▶ [Exercise objective]:
Check each line of the listing below for the word "Trøndelag" and say how many lines have it. Nothing else should be written.

▶ [Available data]:
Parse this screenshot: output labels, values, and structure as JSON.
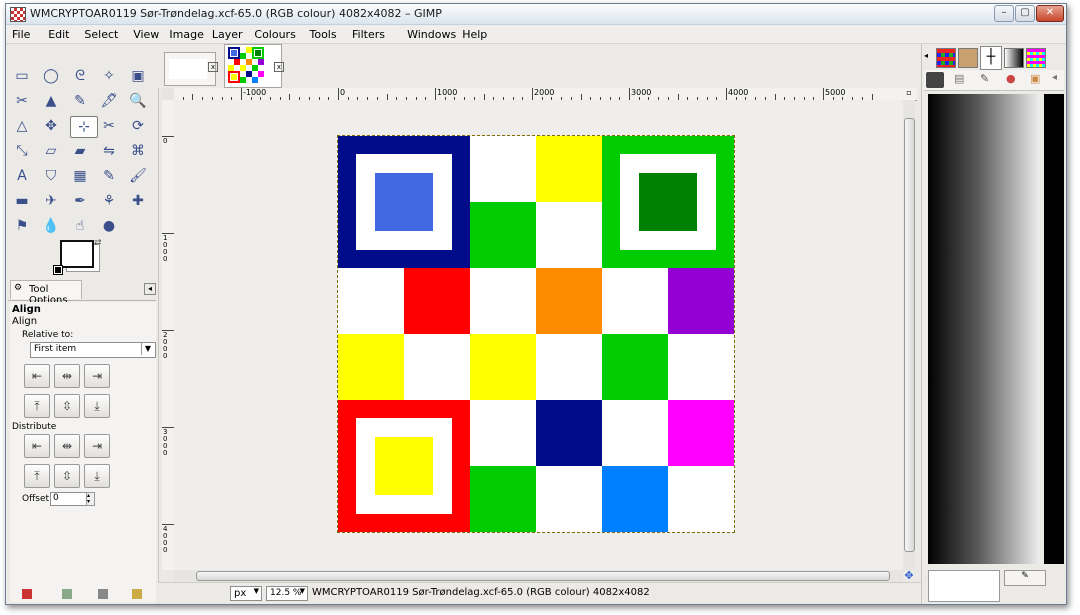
{
  "window": {
    "title": "WMCRYPTOAR0119 Sør-Trøndelag.xcf-65.0 (RGB colour) 4082x4082 – GIMP",
    "controls": {
      "minimize": "–",
      "maximize": "▢",
      "close": "✕"
    }
  },
  "menu": [
    "File",
    "Edit",
    "Select",
    "View",
    "Image",
    "Layer",
    "Colours",
    "Tools",
    "Filters",
    "Windows",
    "Help"
  ],
  "tools": [
    [
      "rect-select-icon",
      "ellipse-select-icon",
      "free-select-icon",
      "fuzzy-select-icon",
      "color-select-icon"
    ],
    [
      "scissors-icon",
      "foreground-select-icon",
      "paths-icon",
      "color-picker-icon",
      "zoom-icon"
    ],
    [
      "measure-icon",
      "move-icon",
      "align-icon",
      "crop-icon",
      "rotate-icon"
    ],
    [
      "scale-icon",
      "shear-icon",
      "perspective-icon",
      "flip-icon",
      "cage-icon"
    ],
    [
      "text-icon",
      "bucket-fill-icon",
      "blend-icon",
      "pencil-icon",
      "paintbrush-icon"
    ],
    [
      "eraser-icon",
      "airbrush-icon",
      "ink-icon",
      "clone-icon",
      "heal-icon"
    ],
    [
      "perspective-clone-icon",
      "blur-icon",
      "smudge-icon",
      "dodge-burn-icon"
    ]
  ],
  "tool_glyphs": [
    [
      "▭",
      "◯",
      "ᘓ",
      "✧",
      "▣"
    ],
    [
      "✂",
      "▲",
      "✎",
      "🖋",
      "🔍"
    ],
    [
      "△",
      "✥",
      "⊹",
      "✂",
      "⟳"
    ],
    [
      "⤡",
      "▱",
      "▰",
      "⇋",
      "⌘"
    ],
    [
      "A",
      "⛉",
      "▦",
      "✎",
      "🖌"
    ],
    [
      "▬",
      "✈",
      "✒",
      "⚘",
      "✚"
    ],
    [
      "⚑",
      "💧",
      "☝",
      "●"
    ]
  ],
  "tool_options": {
    "tab_label": "Tool Options",
    "heading": "Align",
    "sub_heading": "Align",
    "relative_to_label": "Relative to:",
    "relative_to_value": "First item",
    "distribute_label": "Distribute",
    "offset_label": "Offset:",
    "offset_value": "0"
  },
  "ruler": {
    "h_labels": [
      "-1000",
      "0",
      "1000",
      "2000",
      "3000",
      "4000",
      "5000"
    ],
    "v_labels": [
      "0",
      "1000",
      "2000",
      "3000",
      "4000"
    ]
  },
  "image_grid": {
    "colors": {
      "navy": "#000c8a",
      "blue": "#4169e1",
      "green": "#00cc00",
      "dark_green": "#008000",
      "yellow": "#ffff00",
      "red": "#ff0000",
      "orange": "#ff8c00",
      "purple": "#9400d3",
      "magenta": "#ff00ff",
      "azure": "#0080ff",
      "white": "#ffffff"
    },
    "cells": [
      [
        "white",
        "white",
        "white",
        "yellow",
        "white",
        "white"
      ],
      [
        "white",
        "white",
        "green",
        "white",
        "white",
        "white"
      ],
      [
        "white",
        "red",
        "white",
        "orange",
        "white",
        "purple"
      ],
      [
        "yellow",
        "white",
        "yellow",
        "white",
        "green",
        "white"
      ],
      [
        "white",
        "white",
        "white",
        "navy",
        "white",
        "magenta"
      ],
      [
        "white",
        "white",
        "green",
        "white",
        "azure",
        "white"
      ]
    ],
    "quads": [
      {
        "outer": "navy",
        "inner": "blue"
      },
      {
        "outer": "green",
        "inner": "dark_green"
      },
      {
        "outer": "red",
        "inner": "yellow"
      }
    ]
  },
  "status": {
    "unit": "px",
    "zoom": "12.5 %",
    "text": "WMCRYPTOAR0119 Sør-Trøndelag.xcf-65.0 (RGB colour) 4082x4082"
  }
}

▶ [Response]:
2